| TASK MATERIAL |

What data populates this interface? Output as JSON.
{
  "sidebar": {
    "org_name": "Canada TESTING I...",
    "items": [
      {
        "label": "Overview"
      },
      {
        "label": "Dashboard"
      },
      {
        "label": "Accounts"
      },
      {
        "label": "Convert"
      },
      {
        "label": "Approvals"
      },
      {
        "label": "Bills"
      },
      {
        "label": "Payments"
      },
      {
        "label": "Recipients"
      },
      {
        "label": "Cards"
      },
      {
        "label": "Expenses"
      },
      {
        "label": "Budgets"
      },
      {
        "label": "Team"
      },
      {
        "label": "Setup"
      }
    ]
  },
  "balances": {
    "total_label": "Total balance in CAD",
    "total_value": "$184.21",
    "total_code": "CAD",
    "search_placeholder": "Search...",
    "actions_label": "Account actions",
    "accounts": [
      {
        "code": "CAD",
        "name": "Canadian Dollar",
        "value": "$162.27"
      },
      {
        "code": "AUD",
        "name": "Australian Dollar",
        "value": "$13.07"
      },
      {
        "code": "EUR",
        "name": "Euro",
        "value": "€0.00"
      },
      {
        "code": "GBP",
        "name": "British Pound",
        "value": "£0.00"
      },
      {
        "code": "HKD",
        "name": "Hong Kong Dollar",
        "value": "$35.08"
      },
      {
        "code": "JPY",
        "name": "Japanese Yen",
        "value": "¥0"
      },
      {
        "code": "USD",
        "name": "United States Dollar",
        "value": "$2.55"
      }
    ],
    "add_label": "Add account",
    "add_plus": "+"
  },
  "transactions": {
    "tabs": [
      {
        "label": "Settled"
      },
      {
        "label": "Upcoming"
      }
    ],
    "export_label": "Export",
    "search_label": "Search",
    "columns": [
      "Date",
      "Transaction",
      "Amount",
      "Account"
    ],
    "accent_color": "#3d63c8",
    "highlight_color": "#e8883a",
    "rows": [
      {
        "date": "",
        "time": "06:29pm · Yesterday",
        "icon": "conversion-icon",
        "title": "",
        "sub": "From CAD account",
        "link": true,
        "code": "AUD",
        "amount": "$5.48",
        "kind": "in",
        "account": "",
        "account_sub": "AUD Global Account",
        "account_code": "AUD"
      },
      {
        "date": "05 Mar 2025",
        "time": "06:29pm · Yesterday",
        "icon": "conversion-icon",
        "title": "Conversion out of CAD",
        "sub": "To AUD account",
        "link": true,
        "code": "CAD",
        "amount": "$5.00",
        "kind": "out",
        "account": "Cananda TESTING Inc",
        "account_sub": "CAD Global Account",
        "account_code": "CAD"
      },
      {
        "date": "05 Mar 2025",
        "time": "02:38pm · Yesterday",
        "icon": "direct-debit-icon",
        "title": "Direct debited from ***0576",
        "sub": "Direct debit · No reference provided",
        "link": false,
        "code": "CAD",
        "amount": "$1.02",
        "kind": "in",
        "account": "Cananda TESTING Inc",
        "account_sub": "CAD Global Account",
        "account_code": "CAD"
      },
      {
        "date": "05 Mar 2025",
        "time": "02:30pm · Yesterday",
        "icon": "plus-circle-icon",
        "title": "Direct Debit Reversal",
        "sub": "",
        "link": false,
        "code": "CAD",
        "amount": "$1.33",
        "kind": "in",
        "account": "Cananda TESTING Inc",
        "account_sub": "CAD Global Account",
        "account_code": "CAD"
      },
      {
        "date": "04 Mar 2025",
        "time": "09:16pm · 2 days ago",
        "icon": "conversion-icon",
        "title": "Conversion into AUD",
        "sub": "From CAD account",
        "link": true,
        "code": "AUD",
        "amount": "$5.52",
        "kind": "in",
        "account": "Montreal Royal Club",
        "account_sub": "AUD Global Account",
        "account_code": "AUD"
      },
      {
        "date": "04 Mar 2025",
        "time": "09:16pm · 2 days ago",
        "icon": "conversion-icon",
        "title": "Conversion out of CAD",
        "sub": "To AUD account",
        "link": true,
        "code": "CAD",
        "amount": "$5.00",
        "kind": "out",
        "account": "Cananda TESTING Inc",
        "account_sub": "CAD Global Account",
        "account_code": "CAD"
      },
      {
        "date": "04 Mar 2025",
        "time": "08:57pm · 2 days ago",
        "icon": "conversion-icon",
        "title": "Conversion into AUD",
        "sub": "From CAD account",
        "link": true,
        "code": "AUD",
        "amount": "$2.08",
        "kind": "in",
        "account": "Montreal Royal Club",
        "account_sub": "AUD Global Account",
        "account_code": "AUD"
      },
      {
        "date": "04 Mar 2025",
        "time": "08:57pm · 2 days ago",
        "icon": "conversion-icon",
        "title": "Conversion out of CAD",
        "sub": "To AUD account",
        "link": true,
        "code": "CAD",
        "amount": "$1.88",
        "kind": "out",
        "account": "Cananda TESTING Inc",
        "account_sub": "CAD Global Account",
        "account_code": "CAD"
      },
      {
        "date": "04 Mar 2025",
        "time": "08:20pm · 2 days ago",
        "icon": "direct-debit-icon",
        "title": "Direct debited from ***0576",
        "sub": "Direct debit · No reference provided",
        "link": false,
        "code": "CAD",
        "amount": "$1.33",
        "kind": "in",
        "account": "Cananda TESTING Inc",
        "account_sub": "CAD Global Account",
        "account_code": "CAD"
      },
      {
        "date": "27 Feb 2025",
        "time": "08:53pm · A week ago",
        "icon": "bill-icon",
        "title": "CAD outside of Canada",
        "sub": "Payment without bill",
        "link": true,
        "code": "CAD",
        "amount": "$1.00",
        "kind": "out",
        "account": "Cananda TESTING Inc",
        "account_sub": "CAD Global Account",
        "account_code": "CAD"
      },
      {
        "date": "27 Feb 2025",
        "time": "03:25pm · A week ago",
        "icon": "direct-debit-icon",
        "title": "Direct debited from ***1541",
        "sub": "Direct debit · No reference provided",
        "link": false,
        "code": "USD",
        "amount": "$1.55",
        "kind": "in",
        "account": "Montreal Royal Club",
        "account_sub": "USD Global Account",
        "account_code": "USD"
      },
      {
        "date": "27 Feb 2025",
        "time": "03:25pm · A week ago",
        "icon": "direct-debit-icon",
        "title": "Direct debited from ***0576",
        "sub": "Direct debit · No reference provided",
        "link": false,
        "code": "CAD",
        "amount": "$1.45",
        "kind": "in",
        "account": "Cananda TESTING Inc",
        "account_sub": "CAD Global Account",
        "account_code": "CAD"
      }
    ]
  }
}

| THE TASK |
The full set of records should be duplicated exactly.

| RESPONSE |
What data populates this interface? Output as JSON.
{
  "sidebar": {
    "org_name": "Canada TESTING I...",
    "items": [
      {
        "label": "Overview"
      },
      {
        "label": "Dashboard"
      },
      {
        "label": "Accounts"
      },
      {
        "label": "Convert"
      },
      {
        "label": "Approvals"
      },
      {
        "label": "Bills"
      },
      {
        "label": "Payments"
      },
      {
        "label": "Recipients"
      },
      {
        "label": "Cards"
      },
      {
        "label": "Expenses"
      },
      {
        "label": "Budgets"
      },
      {
        "label": "Team"
      },
      {
        "label": "Setup"
      }
    ]
  },
  "balances": {
    "total_label": "Total balance in CAD",
    "total_value": "$184.21",
    "total_code": "CAD",
    "search_placeholder": "Search...",
    "actions_label": "Account actions",
    "accounts": [
      {
        "code": "CAD",
        "name": "Canadian Dollar",
        "value": "$162.27"
      },
      {
        "code": "AUD",
        "name": "Australian Dollar",
        "value": "$13.07"
      },
      {
        "code": "EUR",
        "name": "Euro",
        "value": "€0.00"
      },
      {
        "code": "GBP",
        "name": "British Pound",
        "value": "£0.00"
      },
      {
        "code": "HKD",
        "name": "Hong Kong Dollar",
        "value": "$35.08"
      },
      {
        "code": "JPY",
        "name": "Japanese Yen",
        "value": "¥0"
      },
      {
        "code": "USD",
        "name": "United States Dollar",
        "value": "$2.55"
      }
    ],
    "add_label": "Add account",
    "add_plus": "+"
  },
  "transactions": {
    "tabs": [
      {
        "label": "Settled"
      },
      {
        "label": "Upcoming"
      }
    ],
    "export_label": "Export",
    "search_label": "Search",
    "columns": [
      "Date",
      "Transaction",
      "Amount",
      "Account"
    ],
    "accent_color": "#3d63c8",
    "highlight_color": "#e8883a",
    "rows": [
      {
        "date": "",
        "time": "06:29pm · Yesterday",
        "icon": "conversion-icon",
        "title": "",
        "sub": "From CAD account",
        "link": true,
        "code": "AUD",
        "amount": "$5.48",
        "kind": "in",
        "account": "",
        "account_sub": "AUD Global Account",
        "account_code": "AUD"
      },
      {
        "date": "05 Mar 2025",
        "time": "06:29pm · Yesterday",
        "icon": "conversion-icon",
        "title": "Conversion out of CAD",
        "sub": "To AUD account",
        "link": true,
        "code": "CAD",
        "amount": "$5.00",
        "kind": "out",
        "account": "Cananda TESTING Inc",
        "account_sub": "CAD Global Account",
        "account_code": "CAD"
      },
      {
        "date": "05 Mar 2025",
        "time": "02:38pm · Yesterday",
        "icon": "direct-debit-icon",
        "title": "Direct debited from ***0576",
        "sub": "Direct debit · No reference provided",
        "link": false,
        "code": "CAD",
        "amount": "$1.02",
        "kind": "in",
        "account": "Cananda TESTING Inc",
        "account_sub": "CAD Global Account",
        "account_code": "CAD"
      },
      {
        "date": "05 Mar 2025",
        "time": "02:30pm · Yesterday",
        "icon": "plus-circle-icon",
        "title": "Direct Debit Reversal",
        "sub": "",
        "link": false,
        "code": "CAD",
        "amount": "$1.33",
        "kind": "in",
        "account": "Cananda TESTING Inc",
        "account_sub": "CAD Global Account",
        "account_code": "CAD"
      },
      {
        "date": "04 Mar 2025",
        "time": "09:16pm · 2 days ago",
        "icon": "conversion-icon",
        "title": "Conversion into AUD",
        "sub": "From CAD account",
        "link": true,
        "code": "AUD",
        "amount": "$5.52",
        "kind": "in",
        "account": "Montreal Royal Club",
        "account_sub": "AUD Global Account",
        "account_code": "AUD"
      },
      {
        "date": "04 Mar 2025",
        "time": "09:16pm · 2 days ago",
        "icon": "conversion-icon",
        "title": "Conversion out of CAD",
        "sub": "To AUD account",
        "link": true,
        "code": "CAD",
        "amount": "$5.00",
        "kind": "out",
        "account": "Cananda TESTING Inc",
        "account_sub": "CAD Global Account",
        "account_code": "CAD"
      },
      {
        "date": "04 Mar 2025",
        "time": "08:57pm · 2 days ago",
        "icon": "conversion-icon",
        "title": "Conversion into AUD",
        "sub": "From CAD account",
        "link": true,
        "code": "AUD",
        "amount": "$2.08",
        "kind": "in",
        "account": "Montreal Royal Club",
        "account_sub": "AUD Global Account",
        "account_code": "AUD"
      },
      {
        "date": "04 Mar 2025",
        "time": "08:57pm · 2 days ago",
        "icon": "conversion-icon",
        "title": "Conversion out of CAD",
        "sub": "To AUD account",
        "link": true,
        "code": "CAD",
        "amount": "$1.88",
        "kind": "out",
        "account": "Cananda TESTING Inc",
        "account_sub": "CAD Global Account",
        "account_code": "CAD"
      },
      {
        "date": "04 Mar 2025",
        "time": "08:20pm · 2 days ago",
        "icon": "direct-debit-icon",
        "title": "Direct debited from ***0576",
        "sub": "Direct debit · No reference provided",
        "link": false,
        "code": "CAD",
        "amount": "$1.33",
        "kind": "in",
        "account": "Cananda TESTING Inc",
        "account_sub": "CAD Global Account",
        "account_code": "CAD"
      },
      {
        "date": "27 Feb 2025",
        "time": "08:53pm · A week ago",
        "icon": "bill-icon",
        "title": "CAD outside of Canada",
        "sub": "Payment without bill",
        "link": true,
        "code": "CAD",
        "amount": "$1.00",
        "kind": "out",
        "account": "Cananda TESTING Inc",
        "account_sub": "CAD Global Account",
        "account_code": "CAD"
      },
      {
        "date": "27 Feb 2025",
        "time": "03:25pm · A week ago",
        "icon": "direct-debit-icon",
        "title": "Direct debited from ***1541",
        "sub": "Direct debit · No reference provided",
        "link": false,
        "code": "USD",
        "amount": "$1.55",
        "kind": "in",
        "account": "Montreal Royal Club",
        "account_sub": "USD Global Account",
        "account_code": "USD"
      },
      {
        "date": "27 Feb 2025",
        "time": "03:25pm · A week ago",
        "icon": "direct-debit-icon",
        "title": "Direct debited from ***0576",
        "sub": "Direct debit · No reference provided",
        "link": false,
        "code": "CAD",
        "amount": "$1.45",
        "kind": "in",
        "account": "Cananda TESTING Inc",
        "account_sub": "CAD Global Account",
        "account_code": "CAD"
      }
    ]
  }
}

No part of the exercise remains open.